> _Goal_: Wherever "Stromal" appears in a line, copy that line.
== Records supplied ==
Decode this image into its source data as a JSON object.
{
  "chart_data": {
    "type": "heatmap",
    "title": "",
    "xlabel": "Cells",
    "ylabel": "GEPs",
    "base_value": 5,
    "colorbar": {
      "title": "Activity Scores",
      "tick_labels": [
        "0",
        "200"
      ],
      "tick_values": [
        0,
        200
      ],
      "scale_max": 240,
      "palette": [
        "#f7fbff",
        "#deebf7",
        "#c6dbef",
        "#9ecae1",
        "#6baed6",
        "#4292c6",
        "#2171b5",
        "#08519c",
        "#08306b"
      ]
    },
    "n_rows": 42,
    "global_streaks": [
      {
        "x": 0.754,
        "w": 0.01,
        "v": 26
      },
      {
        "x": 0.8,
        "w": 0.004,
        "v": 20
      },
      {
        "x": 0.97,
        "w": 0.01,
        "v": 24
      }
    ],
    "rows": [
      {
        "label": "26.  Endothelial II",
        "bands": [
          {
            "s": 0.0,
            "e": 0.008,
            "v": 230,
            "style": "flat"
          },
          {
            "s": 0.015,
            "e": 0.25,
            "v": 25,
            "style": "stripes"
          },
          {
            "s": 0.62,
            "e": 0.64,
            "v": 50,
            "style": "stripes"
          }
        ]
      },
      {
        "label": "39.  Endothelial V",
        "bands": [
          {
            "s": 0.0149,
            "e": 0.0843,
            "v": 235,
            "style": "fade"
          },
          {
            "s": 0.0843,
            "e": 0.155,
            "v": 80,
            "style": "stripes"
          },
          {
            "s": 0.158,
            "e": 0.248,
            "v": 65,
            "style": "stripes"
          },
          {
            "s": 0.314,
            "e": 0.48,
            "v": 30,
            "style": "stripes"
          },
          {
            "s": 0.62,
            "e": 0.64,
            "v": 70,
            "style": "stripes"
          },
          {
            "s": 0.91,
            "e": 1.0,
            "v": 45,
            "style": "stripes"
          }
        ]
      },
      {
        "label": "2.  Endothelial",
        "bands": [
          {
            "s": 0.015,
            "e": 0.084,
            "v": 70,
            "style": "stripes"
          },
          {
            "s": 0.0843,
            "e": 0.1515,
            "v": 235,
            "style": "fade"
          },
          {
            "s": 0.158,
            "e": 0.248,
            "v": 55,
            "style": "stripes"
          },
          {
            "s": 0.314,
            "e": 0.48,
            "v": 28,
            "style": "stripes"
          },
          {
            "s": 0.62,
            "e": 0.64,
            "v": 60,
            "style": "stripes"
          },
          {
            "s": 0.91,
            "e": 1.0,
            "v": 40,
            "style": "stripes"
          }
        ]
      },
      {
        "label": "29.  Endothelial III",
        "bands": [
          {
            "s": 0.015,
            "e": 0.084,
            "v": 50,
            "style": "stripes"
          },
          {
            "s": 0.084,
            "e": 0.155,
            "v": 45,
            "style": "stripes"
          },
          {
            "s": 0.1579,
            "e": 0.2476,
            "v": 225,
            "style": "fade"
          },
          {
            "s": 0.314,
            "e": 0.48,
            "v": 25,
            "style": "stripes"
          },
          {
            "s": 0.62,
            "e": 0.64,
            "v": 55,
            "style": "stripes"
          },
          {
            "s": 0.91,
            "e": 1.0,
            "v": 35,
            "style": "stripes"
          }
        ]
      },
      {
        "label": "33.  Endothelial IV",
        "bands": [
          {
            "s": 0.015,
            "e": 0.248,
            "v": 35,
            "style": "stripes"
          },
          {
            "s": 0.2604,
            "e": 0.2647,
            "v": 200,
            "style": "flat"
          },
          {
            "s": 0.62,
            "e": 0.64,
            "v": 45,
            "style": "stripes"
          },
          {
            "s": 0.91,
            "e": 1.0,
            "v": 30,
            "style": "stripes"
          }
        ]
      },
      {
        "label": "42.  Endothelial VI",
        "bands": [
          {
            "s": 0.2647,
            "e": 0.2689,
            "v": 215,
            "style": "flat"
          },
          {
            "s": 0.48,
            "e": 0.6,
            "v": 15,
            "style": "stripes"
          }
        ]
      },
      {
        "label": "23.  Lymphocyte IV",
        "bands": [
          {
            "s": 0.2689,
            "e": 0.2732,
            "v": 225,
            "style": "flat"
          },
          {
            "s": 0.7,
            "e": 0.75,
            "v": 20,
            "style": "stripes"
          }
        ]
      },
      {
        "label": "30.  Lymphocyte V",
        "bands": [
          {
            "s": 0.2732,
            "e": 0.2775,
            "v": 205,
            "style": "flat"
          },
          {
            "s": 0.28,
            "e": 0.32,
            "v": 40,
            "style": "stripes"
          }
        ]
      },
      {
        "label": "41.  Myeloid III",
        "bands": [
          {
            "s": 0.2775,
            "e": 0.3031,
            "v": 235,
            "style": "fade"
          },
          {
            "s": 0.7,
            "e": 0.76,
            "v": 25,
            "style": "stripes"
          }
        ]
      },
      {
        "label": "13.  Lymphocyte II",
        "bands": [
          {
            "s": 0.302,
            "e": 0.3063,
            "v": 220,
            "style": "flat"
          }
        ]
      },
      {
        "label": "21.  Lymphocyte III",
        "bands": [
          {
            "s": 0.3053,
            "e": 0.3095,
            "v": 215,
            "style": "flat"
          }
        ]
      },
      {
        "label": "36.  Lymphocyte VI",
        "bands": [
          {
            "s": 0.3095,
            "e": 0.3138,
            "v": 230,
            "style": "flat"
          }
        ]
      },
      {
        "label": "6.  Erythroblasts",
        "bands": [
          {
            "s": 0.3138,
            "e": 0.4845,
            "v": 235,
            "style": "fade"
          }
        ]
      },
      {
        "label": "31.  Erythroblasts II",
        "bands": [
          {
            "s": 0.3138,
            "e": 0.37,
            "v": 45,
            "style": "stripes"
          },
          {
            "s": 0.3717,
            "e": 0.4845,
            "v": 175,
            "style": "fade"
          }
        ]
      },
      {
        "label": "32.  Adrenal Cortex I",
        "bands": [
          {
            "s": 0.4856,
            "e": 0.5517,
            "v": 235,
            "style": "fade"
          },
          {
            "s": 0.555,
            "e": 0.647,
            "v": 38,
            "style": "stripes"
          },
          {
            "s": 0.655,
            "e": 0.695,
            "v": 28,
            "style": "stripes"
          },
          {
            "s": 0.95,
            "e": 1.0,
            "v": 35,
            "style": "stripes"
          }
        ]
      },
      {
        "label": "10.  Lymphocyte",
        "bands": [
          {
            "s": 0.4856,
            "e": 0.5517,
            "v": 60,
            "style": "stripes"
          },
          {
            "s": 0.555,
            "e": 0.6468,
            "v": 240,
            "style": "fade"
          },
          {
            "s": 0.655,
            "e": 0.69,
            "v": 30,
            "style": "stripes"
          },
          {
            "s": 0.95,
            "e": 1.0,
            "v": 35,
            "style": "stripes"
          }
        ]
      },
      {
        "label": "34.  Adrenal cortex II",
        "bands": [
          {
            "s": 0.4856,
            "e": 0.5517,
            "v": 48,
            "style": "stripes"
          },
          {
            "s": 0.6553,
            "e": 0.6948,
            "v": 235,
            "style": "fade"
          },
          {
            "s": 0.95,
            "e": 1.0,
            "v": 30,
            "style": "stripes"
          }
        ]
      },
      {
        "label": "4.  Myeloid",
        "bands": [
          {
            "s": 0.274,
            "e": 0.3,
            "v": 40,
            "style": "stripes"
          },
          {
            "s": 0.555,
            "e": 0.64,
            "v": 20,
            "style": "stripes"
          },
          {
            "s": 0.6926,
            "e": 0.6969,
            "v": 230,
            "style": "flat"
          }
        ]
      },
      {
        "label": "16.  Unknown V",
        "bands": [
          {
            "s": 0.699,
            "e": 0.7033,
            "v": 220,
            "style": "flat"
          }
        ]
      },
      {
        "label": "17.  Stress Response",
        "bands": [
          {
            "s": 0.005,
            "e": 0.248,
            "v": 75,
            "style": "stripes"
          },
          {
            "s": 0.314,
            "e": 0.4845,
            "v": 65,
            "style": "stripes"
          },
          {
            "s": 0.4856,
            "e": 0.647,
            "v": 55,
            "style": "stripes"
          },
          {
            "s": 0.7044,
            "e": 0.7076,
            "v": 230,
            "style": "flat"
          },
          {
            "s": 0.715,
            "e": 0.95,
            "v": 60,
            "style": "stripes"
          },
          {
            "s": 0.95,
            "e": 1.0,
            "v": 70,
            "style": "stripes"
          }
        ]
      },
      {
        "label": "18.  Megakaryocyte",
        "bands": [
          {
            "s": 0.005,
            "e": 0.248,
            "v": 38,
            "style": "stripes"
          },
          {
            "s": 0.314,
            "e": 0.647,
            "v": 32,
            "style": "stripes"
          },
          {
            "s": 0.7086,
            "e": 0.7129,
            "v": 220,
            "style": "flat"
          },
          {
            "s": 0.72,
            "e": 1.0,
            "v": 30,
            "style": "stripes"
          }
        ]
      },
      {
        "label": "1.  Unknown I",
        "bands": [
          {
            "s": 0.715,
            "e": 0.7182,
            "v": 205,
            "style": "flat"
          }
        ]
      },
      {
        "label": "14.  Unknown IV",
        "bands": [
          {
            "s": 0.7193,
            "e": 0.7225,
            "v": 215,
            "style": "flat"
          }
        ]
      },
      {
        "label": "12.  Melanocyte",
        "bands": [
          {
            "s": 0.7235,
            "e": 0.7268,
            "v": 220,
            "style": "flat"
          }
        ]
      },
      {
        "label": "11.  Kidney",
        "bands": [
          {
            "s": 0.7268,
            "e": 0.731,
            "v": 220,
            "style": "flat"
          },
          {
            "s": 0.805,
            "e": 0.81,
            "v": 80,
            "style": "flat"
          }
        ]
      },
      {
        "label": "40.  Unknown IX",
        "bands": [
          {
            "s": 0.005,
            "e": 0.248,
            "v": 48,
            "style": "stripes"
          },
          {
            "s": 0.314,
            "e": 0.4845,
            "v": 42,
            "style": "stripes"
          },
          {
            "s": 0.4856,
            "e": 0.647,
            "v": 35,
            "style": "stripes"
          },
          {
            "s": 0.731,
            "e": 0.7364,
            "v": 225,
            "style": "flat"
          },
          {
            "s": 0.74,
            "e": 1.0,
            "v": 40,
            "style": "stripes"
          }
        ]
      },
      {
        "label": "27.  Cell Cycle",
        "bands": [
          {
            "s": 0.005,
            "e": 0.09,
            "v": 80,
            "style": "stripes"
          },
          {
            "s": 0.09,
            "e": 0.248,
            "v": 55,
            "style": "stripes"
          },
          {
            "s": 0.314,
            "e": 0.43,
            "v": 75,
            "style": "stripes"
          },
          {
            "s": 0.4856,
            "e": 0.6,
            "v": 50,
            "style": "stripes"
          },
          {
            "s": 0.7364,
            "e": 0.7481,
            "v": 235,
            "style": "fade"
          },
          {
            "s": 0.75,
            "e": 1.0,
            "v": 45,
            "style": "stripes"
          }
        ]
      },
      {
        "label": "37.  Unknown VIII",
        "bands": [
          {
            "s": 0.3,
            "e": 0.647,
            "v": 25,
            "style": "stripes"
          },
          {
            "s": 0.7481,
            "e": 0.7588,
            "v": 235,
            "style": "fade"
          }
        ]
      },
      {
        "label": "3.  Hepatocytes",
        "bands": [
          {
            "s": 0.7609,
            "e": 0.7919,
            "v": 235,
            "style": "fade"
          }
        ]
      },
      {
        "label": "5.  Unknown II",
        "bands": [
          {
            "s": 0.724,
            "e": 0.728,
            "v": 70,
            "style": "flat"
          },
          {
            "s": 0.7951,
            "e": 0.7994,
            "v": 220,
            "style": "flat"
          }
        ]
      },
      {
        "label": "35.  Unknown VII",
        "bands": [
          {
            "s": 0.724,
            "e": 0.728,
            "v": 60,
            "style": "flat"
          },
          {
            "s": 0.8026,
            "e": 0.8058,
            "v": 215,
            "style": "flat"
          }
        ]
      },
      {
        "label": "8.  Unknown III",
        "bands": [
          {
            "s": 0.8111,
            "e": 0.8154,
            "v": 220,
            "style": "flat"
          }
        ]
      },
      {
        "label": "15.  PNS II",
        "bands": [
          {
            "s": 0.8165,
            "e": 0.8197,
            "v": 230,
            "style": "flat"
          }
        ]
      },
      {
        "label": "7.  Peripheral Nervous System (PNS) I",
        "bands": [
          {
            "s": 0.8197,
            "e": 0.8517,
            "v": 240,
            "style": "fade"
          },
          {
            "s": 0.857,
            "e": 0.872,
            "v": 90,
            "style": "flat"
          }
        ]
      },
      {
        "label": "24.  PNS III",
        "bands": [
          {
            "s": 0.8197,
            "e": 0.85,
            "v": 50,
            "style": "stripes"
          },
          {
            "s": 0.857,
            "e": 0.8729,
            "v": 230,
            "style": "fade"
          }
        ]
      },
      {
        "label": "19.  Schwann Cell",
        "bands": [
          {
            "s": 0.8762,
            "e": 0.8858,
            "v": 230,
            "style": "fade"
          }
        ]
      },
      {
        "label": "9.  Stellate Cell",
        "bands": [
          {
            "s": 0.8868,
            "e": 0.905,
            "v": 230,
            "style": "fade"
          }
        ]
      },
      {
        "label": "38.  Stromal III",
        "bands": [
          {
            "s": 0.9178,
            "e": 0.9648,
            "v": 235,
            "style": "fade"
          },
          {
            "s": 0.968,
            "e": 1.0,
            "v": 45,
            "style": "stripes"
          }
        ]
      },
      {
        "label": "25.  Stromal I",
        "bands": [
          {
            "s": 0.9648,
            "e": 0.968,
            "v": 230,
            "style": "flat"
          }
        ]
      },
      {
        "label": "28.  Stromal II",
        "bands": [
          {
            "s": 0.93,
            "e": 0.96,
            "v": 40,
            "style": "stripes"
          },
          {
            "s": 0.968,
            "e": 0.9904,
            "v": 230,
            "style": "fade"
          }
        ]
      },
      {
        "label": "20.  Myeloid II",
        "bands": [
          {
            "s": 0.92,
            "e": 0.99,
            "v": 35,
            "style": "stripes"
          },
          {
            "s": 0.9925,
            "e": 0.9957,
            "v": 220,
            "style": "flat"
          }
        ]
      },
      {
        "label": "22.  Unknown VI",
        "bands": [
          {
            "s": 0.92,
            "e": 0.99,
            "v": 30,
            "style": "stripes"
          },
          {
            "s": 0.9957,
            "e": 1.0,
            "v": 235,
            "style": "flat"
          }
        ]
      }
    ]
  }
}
===
> _Written solution_:
        "label": "38.  Stromal III",
        "label": "25.  Stromal I",
        "label": "28.  Stromal II",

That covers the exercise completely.